**Provided information**
#####

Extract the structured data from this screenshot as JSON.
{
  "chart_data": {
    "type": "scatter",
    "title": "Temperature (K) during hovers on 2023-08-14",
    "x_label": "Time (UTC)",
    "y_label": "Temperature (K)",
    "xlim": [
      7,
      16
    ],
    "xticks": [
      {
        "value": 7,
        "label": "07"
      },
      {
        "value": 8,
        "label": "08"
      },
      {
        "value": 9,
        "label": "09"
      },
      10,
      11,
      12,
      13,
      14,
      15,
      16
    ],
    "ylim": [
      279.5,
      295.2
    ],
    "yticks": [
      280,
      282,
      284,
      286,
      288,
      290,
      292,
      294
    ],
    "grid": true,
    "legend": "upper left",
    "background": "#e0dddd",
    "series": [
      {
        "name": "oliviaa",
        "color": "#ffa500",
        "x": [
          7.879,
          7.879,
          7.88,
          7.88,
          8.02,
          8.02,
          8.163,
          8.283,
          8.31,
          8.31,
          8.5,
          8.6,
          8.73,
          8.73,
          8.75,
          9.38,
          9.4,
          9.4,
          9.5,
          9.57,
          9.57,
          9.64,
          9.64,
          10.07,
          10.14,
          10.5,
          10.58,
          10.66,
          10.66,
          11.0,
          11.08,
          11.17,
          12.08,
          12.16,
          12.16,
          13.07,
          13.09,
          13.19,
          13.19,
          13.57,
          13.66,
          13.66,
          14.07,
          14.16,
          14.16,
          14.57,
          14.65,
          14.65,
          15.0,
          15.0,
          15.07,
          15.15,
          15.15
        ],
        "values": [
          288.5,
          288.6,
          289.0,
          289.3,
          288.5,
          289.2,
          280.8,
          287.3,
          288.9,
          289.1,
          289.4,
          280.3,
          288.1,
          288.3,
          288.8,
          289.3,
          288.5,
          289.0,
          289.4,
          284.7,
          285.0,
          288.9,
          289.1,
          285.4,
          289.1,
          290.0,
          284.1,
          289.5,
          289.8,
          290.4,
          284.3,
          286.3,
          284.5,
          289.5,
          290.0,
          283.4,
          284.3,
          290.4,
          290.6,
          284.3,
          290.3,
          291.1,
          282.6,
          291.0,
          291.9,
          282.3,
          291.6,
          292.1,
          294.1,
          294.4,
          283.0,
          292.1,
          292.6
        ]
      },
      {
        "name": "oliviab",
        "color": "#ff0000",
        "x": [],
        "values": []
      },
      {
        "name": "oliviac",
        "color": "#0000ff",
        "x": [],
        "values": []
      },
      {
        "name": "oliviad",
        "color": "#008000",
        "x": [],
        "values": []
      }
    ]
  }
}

#####

**Task instructions**
Lines containing "name" are to be counted. State the total and add nothing.

**The completed task**
4